[Saved entries]
────────

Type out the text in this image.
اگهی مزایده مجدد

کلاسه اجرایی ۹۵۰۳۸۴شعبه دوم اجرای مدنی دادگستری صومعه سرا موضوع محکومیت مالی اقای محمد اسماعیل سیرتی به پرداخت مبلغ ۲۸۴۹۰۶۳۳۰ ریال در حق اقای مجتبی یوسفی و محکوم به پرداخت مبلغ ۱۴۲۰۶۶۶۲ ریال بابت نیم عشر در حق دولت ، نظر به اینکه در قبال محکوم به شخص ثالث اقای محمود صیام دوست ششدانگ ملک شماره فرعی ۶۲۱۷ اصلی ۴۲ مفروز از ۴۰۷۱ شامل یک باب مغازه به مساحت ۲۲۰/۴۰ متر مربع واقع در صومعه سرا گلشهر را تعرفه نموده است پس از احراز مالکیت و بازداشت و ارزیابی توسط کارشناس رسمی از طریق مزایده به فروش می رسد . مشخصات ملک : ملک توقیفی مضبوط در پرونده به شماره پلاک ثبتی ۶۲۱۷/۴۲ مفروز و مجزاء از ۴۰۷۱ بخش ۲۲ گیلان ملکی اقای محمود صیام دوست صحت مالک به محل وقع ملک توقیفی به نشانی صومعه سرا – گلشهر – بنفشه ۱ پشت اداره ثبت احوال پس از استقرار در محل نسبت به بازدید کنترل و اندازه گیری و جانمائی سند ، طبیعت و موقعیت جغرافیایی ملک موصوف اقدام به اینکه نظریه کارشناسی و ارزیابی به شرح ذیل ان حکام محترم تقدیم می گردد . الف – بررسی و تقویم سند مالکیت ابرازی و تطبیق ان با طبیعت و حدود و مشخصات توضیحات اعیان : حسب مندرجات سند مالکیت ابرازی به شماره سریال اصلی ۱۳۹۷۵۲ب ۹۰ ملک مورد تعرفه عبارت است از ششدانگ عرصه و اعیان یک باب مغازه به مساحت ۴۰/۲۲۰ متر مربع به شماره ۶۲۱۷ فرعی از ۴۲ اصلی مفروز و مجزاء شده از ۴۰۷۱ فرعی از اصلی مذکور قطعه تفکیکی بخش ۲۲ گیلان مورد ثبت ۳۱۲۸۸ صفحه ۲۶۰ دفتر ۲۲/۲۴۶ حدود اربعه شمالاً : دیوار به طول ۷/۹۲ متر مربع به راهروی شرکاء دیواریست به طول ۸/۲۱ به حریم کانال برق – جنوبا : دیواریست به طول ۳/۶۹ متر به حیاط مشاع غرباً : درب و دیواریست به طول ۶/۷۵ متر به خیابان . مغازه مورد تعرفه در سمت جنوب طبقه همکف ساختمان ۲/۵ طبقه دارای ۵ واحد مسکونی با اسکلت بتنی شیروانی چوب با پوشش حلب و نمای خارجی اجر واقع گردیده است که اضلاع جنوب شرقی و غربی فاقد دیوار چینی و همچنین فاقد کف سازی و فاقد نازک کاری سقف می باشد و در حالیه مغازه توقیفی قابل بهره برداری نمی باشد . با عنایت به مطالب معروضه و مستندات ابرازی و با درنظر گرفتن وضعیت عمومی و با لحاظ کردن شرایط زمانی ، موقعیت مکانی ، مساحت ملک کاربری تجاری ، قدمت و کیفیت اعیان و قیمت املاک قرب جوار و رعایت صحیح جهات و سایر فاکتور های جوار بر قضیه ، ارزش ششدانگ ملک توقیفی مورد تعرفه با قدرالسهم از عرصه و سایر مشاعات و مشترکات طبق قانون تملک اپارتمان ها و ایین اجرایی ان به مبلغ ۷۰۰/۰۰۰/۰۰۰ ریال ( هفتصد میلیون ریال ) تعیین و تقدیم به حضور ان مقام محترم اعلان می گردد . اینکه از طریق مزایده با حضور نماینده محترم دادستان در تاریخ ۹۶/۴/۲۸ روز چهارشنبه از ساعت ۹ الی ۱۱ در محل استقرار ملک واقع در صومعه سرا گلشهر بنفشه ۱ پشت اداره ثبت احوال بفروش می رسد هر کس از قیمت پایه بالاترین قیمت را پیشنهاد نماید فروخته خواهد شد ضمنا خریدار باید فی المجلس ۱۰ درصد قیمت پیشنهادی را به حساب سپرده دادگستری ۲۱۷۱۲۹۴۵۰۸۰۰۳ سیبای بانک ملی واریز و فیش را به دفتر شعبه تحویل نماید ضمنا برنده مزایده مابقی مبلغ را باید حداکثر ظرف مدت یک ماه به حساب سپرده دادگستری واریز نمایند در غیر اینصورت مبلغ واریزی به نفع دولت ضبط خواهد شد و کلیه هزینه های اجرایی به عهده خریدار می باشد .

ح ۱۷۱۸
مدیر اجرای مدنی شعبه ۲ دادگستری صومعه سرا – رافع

────────

*Goal:* Go through the listing and copy all of it exactly.

*Correct output:*
Type out the text in this image.
اگهی مزایده مجدد

کلاسه اجرایی ۹۵۰۳۸۴شعبه دوم اجرای مدنی دادگستری صومعه سرا موضوع محکومیت مالی اقای محمد اسماعیل سیرتی به پرداخت مبلغ ۲۸۴۹۰۶۳۳۰ ریال در حق اقای مجتبی یوسفی و محکوم به پرداخت مبلغ ۱۴۲۰۶۶۶۲ ریال بابت نیم عشر در حق دولت ، نظر به اینکه در قبال محکوم به شخص ثالث اقای محمود صیام دوست ششدانگ ملک شماره فرعی ۶۲۱۷ اصلی ۴۲ مفروز از ۴۰۷۱ شامل یک باب مغازه به مساحت ۲۲۰/۴۰ متر مربع واقع در صومعه سرا گلشهر را تعرفه نموده است پس از احراز مالکیت و بازداشت و ارزیابی توسط کارشناس رسمی از طریق مزایده به فروش می رسد . مشخصات ملک : ملک توقیفی مضبوط در پرونده به شماره پلاک ثبتی ۶۲۱۷/۴۲ مفروز و مجزاء از ۴۰۷۱ بخش ۲۲ گیلان ملکی اقای محمود صیام دوست صحت مالک به محل وقع ملک توقیفی به نشانی صومعه سرا – گلشهر – بنفشه ۱ پشت اداره ثبت احوال پس از استقرار در محل نسبت به بازدید کنترل و اندازه گیری و جانمائی سند ، طبیعت و موقعیت جغرافیایی ملک موصوف اقدام به اینکه نظریه کارشناسی و ارزیابی به شرح ذیل ان حکام محترم تقدیم می گردد . الف – بررسی و تقویم سند مالکیت ابرازی و تطبیق ان با طبیعت و حدود و مشخصات توضیحات اعیان : حسب مندرجات سند مالکیت ابرازی به شماره سریال اصلی ۱۳۹۷۵۲ب ۹۰ ملک مورد تعرفه عبارت است از ششدانگ عرصه و اعیان یک باب مغازه به مساحت ۴۰/۲۲۰ متر مربع به شماره ۶۲۱۷ فرعی از ۴۲ اصلی مفروز و مجزاء شده از ۴۰۷۱ فرعی از اصلی مذکور قطعه تفکیکی بخش ۲۲ گیلان مورد ثبت ۳۱۲۸۸ صفحه ۲۶۰ دفتر ۲۲/۲۴۶ حدود اربعه شمالاً : دیوار به طول ۷/۹۲ متر مربع به راهروی شرکاء دیواریست به طول ۸/۲۱ به حریم کانال برق – جنوبا : دیواریست به طول ۳/۶۹ متر به حیاط مشاع غرباً : درب و دیواریست به طول ۶/۷۵ متر به خیابان . مغازه مورد تعرفه در سمت جنوب طبقه همکف ساختمان ۲/۵ طبقه دارای ۵ واحد مسکونی با اسکلت بتنی شیروانی چوب با پوشش حلب و نمای خارجی اجر واقع گردیده است که اضلاع جنوب شرقی و غربی فاقد دیوار چینی و همچنین فاقد کف سازی و فاقد نازک کاری سقف می باشد و در حالیه مغازه توقیفی قابل بهره برداری نمی باشد . با عنایت به مطالب معروضه و مستندات ابرازی و با درنظر گرفتن وضعیت عمومی و با لحاظ کردن شرایط زمانی ، موقعیت مکانی ، مساحت ملک کاربری تجاری ، قدمت و کیفیت اعیان و قیمت املاک قرب جوار و رعایت صحیح جهات و سایر فاکتور های جوار بر قضیه ، ارزش ششدانگ ملک توقیفی مورد تعرفه با قدرالسهم از عرصه و سایر مشاعات و مشترکات طبق قانون تملک اپارتمان ها و ایین اجرایی ان به مبلغ ۷۰۰/۰۰۰/۰۰۰ ریال ( هفتصد میلیون ریال ) تعیین و تقدیم به حضور ان مقام محترم اعلان می گردد . اینکه از طریق مزایده با حضور نماینده محترم دادستان در تاریخ ۹۶/۴/۲۸ روز چهارشنبه از ساعت ۹ الی ۱۱ در محل استقرار ملک واقع در صومعه سرا گلشهر بنفشه ۱ پشت اداره ثبت احوال بفروش می رسد هر کس از قیمت پایه بالاترین قیمت را پیشنهاد نماید فروخته خواهد شد ضمنا خریدار باید فی المجلس ۱۰ درصد قیمت پیشنهادی را به حساب سپرده دادگستری ۲۱۷۱۲۹۴۵۰۸۰۰۳ سیبای بانک ملی واریز و فیش را به دفتر شعبه تحویل نماید ضمنا برنده مزایده مابقی مبلغ را باید حداکثر ظرف مدت یک ماه به حساب سپرده دادگستری واریز نمایند در غیر اینصورت مبلغ واریزی به نفع دولت ضبط خواهد شد و کلیه هزینه های اجرایی به عهده خریدار می باشد .

ح ۱۷۱۸
مدیر اجرای مدنی شعبه ۲ دادگستری صومعه سرا – رافع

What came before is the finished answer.